--- BEGIN Data records ---
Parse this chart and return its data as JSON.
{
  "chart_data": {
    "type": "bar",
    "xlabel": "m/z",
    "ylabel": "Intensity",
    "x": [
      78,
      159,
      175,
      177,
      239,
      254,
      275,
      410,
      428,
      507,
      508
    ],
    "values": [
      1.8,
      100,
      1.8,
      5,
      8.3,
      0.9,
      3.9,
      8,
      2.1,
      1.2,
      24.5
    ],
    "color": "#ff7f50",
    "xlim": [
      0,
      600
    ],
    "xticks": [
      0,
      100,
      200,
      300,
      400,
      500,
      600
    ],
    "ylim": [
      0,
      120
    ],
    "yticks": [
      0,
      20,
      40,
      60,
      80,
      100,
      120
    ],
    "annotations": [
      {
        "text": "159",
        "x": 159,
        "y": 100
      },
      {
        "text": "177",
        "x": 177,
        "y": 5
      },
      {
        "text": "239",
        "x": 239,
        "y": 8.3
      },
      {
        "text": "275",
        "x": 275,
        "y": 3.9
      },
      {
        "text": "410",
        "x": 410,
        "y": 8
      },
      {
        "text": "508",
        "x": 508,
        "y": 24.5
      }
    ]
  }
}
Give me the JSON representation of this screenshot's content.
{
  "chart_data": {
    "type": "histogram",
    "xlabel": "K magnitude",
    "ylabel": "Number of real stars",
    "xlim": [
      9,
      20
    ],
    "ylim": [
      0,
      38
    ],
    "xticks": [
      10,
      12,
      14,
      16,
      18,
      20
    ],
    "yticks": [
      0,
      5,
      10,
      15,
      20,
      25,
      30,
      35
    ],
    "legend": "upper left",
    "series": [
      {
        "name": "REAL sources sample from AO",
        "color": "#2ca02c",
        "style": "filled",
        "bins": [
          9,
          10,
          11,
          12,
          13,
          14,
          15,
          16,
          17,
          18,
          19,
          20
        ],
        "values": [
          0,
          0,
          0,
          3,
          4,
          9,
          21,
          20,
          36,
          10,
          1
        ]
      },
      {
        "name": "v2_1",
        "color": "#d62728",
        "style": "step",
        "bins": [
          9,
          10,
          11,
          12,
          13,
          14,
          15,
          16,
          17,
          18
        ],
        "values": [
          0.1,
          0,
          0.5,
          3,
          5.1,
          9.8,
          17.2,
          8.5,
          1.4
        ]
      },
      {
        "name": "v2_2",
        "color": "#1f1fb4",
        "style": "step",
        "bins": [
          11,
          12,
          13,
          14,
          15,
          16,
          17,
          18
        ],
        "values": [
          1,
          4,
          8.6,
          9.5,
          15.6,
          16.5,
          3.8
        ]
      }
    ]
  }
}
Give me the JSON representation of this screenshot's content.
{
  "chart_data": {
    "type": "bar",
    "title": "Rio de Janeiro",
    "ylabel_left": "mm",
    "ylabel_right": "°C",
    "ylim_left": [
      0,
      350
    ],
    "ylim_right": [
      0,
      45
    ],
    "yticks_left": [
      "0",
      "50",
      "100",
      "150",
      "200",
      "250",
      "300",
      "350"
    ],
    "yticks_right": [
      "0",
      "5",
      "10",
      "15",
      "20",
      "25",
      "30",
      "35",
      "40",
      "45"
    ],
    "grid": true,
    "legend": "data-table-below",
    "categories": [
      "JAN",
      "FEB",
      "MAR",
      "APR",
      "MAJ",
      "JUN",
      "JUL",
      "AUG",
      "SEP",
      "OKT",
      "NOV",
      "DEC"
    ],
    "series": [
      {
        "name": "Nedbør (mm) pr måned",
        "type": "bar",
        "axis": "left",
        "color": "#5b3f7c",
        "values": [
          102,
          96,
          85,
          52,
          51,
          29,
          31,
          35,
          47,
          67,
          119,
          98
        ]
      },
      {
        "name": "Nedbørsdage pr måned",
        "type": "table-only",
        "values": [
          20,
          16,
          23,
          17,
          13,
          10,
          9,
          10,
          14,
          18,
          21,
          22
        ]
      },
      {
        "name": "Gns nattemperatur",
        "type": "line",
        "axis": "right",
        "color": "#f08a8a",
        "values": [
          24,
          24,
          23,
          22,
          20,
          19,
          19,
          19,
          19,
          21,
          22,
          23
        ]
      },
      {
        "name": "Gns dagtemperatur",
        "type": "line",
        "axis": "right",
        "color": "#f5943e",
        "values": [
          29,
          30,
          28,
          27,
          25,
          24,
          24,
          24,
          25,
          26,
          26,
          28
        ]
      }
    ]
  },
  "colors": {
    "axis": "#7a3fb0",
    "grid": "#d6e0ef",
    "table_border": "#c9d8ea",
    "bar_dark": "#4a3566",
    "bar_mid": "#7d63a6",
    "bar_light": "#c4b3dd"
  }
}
--- END Data records ---
▶ Prompt: Restate each entry exactly, skipping none.

▶ Solution below:
Parse this chart and return its data as JSON.
{
  "chart_data": {
    "type": "bar",
    "xlabel": "m/z",
    "ylabel": "Intensity",
    "x": [
      78,
      159,
      175,
      177,
      239,
      254,
      275,
      410,
      428,
      507,
      508
    ],
    "values": [
      1.8,
      100,
      1.8,
      5,
      8.3,
      0.9,
      3.9,
      8,
      2.1,
      1.2,
      24.5
    ],
    "color": "#ff7f50",
    "xlim": [
      0,
      600
    ],
    "xticks": [
      0,
      100,
      200,
      300,
      400,
      500,
      600
    ],
    "ylim": [
      0,
      120
    ],
    "yticks": [
      0,
      20,
      40,
      60,
      80,
      100,
      120
    ],
    "annotations": [
      {
        "text": "159",
        "x": 159,
        "y": 100
      },
      {
        "text": "177",
        "x": 177,
        "y": 5
      },
      {
        "text": "239",
        "x": 239,
        "y": 8.3
      },
      {
        "text": "275",
        "x": 275,
        "y": 3.9
      },
      {
        "text": "410",
        "x": 410,
        "y": 8
      },
      {
        "text": "508",
        "x": 508,
        "y": 24.5
      }
    ]
  }
}
Give me the JSON representation of this screenshot's content.
{
  "chart_data": {
    "type": "histogram",
    "xlabel": "K magnitude",
    "ylabel": "Number of real stars",
    "xlim": [
      9,
      20
    ],
    "ylim": [
      0,
      38
    ],
    "xticks": [
      10,
      12,
      14,
      16,
      18,
      20
    ],
    "yticks": [
      0,
      5,
      10,
      15,
      20,
      25,
      30,
      35
    ],
    "legend": "upper left",
    "series": [
      {
        "name": "REAL sources sample from AO",
        "color": "#2ca02c",
        "style": "filled",
        "bins": [
          9,
          10,
          11,
          12,
          13,
          14,
          15,
          16,
          17,
          18,
          19,
          20
        ],
        "values": [
          0,
          0,
          0,
          3,
          4,
          9,
          21,
          20,
          36,
          10,
          1
        ]
      },
      {
        "name": "v2_1",
        "color": "#d62728",
        "style": "step",
        "bins": [
          9,
          10,
          11,
          12,
          13,
          14,
          15,
          16,
          17,
          18
        ],
        "values": [
          0.1,
          0,
          0.5,
          3,
          5.1,
          9.8,
          17.2,
          8.5,
          1.4
        ]
      },
      {
        "name": "v2_2",
        "color": "#1f1fb4",
        "style": "step",
        "bins": [
          11,
          12,
          13,
          14,
          15,
          16,
          17,
          18
        ],
        "values": [
          1,
          4,
          8.6,
          9.5,
          15.6,
          16.5,
          3.8
        ]
      }
    ]
  }
}
Give me the JSON representation of this screenshot's content.
{
  "chart_data": {
    "type": "bar",
    "title": "Rio de Janeiro",
    "ylabel_left": "mm",
    "ylabel_right": "°C",
    "ylim_left": [
      0,
      350
    ],
    "ylim_right": [
      0,
      45
    ],
    "yticks_left": [
      "0",
      "50",
      "100",
      "150",
      "200",
      "250",
      "300",
      "350"
    ],
    "yticks_right": [
      "0",
      "5",
      "10",
      "15",
      "20",
      "25",
      "30",
      "35",
      "40",
      "45"
    ],
    "grid": true,
    "legend": "data-table-below",
    "categories": [
      "JAN",
      "FEB",
      "MAR",
      "APR",
      "MAJ",
      "JUN",
      "JUL",
      "AUG",
      "SEP",
      "OKT",
      "NOV",
      "DEC"
    ],
    "series": [
      {
        "name": "Nedbør (mm) pr måned",
        "type": "bar",
        "axis": "left",
        "color": "#5b3f7c",
        "values": [
          102,
          96,
          85,
          52,
          51,
          29,
          31,
          35,
          47,
          67,
          119,
          98
        ]
      },
      {
        "name": "Nedbørsdage pr måned",
        "type": "table-only",
        "values": [
          20,
          16,
          23,
          17,
          13,
          10,
          9,
          10,
          14,
          18,
          21,
          22
        ]
      },
      {
        "name": "Gns nattemperatur",
        "type": "line",
        "axis": "right",
        "color": "#f08a8a",
        "values": [
          24,
          24,
          23,
          22,
          20,
          19,
          19,
          19,
          19,
          21,
          22,
          23
        ]
      },
      {
        "name": "Gns dagtemperatur",
        "type": "line",
        "axis": "right",
        "color": "#f5943e",
        "values": [
          29,
          30,
          28,
          27,
          25,
          24,
          24,
          24,
          25,
          26,
          26,
          28
        ]
      }
    ]
  },
  "colors": {
    "axis": "#7a3fb0",
    "grid": "#d6e0ef",
    "table_border": "#c9d8ea",
    "bar_dark": "#4a3566",
    "bar_mid": "#7d63a6",
    "bar_light": "#c4b3dd"
  }
}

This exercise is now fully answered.